Four set screws 32 (one per shaft) are used to fix the corresponding circular guide shafts 22 and D-profile guide shafts 24 to the rear fixed jaw adapter block 16. Retaining rings 34 (one per shaft) are attached to either the circular guide shafts 22 or D-profile guide shafts 24 in a ring groove on the respective shaft. The retaining rings limit the travel of the front floating jaw adapter block 20 and keep the multi-station vise adapter 12 assembly together when not attached to a single station vise 14.


Threaded mounting holes 36 are included on the top edge of the rear fixed jaw adapter block 16, the middle floating jaw 18, and the front floating jaw adapter 20. The threaded mounting holes provide attachment points for vise jaw accessories, as described below.


As seen in FIG. 4, vise jaw accessories 38 may be installed onto the various component blocks 16, 18, 20 of the multi-station vise adapter 12 while mounted in a single station vise 14. Vise jaw accessories include, but are not limited to, machinable soft jaws, grip teeth, and the like. These accessories 38 may be attached to the rear fixed jaw adapter block, the middle floating jaw 18, and/or the front floating jaw adapter block by inserting corresponding fasteners 36a through the accessory and into the threaded mounting holes 36 in the respective component block. In the configuration shown in FIG. 4, the accessories 38 are gripper strips are fastened with standard bolts 36a.



FIG. 5 shows a side view of the adapter 12 in use. Vice jaw accessories 38 in the form of gripper strips are attached to the rear fixed jaw adapter block 16, the middle floating jaw 18, and the front floating adapter block 20 (not shown in this figure). When clamping force is applied to the single station vice 14, the front workpiece 110 is moved by the front floating adapter block and respective gripper strip until it comes into contact with the middle floating jaw 18 and respective gripper strip 38. Continued application of the clamping force causes the middle floating jaw 18 travel linearly along the linear axis of the circular guide shafts 22 and D-profile guide shafts 24 until the clamping force is transferred to the rear workpiece 120 acting against the rear fixed jaw adapter block 16 and corresponding gripper strip 38. The shaft collars 28 are then locked in place during set-up, which allows transfer of clamping force into the compression springs 26 which are constrained within a pocket of the middle floating jaw 18. This then provides a load on the springs 26, which acts to return the multi-station vise adapter 12 to an open position when the clamping force is removed.

◆ Entries provided
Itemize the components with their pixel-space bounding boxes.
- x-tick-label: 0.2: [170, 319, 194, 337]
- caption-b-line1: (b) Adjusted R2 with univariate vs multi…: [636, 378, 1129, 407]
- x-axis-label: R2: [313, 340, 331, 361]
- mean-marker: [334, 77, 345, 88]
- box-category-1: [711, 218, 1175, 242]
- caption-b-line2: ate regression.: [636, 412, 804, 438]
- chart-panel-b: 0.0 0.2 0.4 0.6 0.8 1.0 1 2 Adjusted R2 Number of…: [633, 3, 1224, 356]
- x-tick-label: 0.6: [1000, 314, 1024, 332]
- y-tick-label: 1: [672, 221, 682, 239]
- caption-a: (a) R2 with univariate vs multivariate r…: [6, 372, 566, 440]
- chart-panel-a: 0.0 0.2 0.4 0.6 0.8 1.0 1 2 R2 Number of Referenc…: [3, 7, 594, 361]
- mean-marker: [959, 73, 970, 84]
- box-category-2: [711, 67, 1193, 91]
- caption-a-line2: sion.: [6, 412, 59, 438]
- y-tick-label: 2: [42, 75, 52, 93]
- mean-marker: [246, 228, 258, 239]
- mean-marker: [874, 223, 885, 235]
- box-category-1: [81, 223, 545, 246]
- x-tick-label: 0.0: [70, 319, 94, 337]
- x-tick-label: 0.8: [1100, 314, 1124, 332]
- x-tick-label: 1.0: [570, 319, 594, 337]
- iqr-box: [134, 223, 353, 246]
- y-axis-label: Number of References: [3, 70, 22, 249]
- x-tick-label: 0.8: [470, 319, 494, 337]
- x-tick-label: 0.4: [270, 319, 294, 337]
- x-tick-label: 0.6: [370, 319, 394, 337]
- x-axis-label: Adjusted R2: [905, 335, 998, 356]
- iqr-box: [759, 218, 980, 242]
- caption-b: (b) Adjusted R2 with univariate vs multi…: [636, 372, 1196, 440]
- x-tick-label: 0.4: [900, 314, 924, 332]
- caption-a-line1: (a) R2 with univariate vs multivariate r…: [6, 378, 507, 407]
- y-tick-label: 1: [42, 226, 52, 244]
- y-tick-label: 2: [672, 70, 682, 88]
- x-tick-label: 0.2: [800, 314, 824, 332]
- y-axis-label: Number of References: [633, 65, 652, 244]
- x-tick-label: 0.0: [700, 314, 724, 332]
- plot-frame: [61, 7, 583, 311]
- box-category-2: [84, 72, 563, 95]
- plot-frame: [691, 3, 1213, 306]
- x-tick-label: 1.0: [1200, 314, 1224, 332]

◆ Written request
Please carry on the vise adapter description, picking up right after its final sentence. The lines have nothing to do with the vise adapter description.

◆ Result of the task
Thus, it should be understood that the embodiments and examples described herein have been chosen and described in order to best illustrate the principles of the invention and its practical applications to thereby enable one of ordinary skill in the art to best utilize the invention in various embodiments and with various modifications as are suited for particular uses contemplated. Even though specific embodiments of this invention have been described, they are not to be taken as exhaustive. There are several variations that will be apparent to those skilled in the art.

Claims
  • 1. An adapter for a single station vise, comprising: a rear fixed jaw adapter block, configured to be mounted on a rear fixed jaw of a single station vise;a pair of parallel circular guide shafts extending from the rear fixed jaw adapter block, each with a first end and a second end and a length therebetween, wherein the circular guide shafts are fixedly attached at or proximate to their respective first ends to the rear fixed jaw adapter;a pair of parallel D-profile guide shafts extending from the rear fixed jaw adapter block, each with a first end and a second end and a length therebetween, wherein the D-profile guide shafts are fixedly attached at or proximate to their respective first ends to the rear fixed jaw adapter;a front floating jaw adapter block, slidingly mounted on the pair of parallel circular guide shafts and the pair of parallel D-profile guide shafts, and configured to be mounted on a front floating jaw of the single station vise;a middle floating jaw slidingly mounted on the pair of parallel circular guide shafts and the pair of parallel D-profile guide shafts, between the rear fixed jaw adapter block and the front floating jaw adapter block;wherein the middle floating jaw is configured to be temporarily locked in a set position on the pair of parallel D-profile guide shafts.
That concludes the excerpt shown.